Written request: Can you pull out each line of the data below that includes the word "times"?

Data in this exercise:
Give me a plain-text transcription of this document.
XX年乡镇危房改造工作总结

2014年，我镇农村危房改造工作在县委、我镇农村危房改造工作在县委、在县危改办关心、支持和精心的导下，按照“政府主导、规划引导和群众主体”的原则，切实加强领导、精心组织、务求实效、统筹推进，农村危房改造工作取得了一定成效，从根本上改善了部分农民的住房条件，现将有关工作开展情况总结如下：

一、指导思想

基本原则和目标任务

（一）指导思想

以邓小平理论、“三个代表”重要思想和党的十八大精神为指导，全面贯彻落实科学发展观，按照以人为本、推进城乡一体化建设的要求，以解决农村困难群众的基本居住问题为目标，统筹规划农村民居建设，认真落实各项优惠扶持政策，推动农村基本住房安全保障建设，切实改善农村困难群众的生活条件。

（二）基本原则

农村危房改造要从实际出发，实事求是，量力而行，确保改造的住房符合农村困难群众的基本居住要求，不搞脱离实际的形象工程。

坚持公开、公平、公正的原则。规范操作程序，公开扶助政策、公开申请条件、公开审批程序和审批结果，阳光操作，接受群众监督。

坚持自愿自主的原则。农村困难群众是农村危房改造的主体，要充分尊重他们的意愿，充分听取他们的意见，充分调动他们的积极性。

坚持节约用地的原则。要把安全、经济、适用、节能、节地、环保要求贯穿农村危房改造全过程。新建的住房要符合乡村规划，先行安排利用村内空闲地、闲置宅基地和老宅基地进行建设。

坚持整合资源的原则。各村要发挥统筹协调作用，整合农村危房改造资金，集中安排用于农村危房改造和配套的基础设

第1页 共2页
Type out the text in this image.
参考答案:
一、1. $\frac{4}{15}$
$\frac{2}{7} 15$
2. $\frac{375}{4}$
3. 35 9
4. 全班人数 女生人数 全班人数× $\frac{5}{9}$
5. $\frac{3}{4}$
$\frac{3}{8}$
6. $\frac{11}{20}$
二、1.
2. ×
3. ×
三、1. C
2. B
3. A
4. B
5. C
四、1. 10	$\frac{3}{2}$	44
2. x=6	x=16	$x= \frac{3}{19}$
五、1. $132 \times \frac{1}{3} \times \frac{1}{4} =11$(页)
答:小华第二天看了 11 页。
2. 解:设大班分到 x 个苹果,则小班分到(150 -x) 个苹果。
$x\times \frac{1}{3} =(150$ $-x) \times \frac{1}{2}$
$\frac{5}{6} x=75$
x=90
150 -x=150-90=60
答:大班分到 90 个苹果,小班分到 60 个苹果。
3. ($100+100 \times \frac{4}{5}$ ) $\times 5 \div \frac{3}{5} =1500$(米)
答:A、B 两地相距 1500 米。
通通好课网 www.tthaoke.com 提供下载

Solution to the exercise:
五、1. $132 \times \frac{1}{3} \times \frac{1}{4} =11$(页)
$x\times \frac{1}{3} =(150$ $-x) \times \frac{1}{2}$
3. ($100+100 \times \frac{4}{5}$ ) $\times 5 \div \frac{3}{5} =1500$(米)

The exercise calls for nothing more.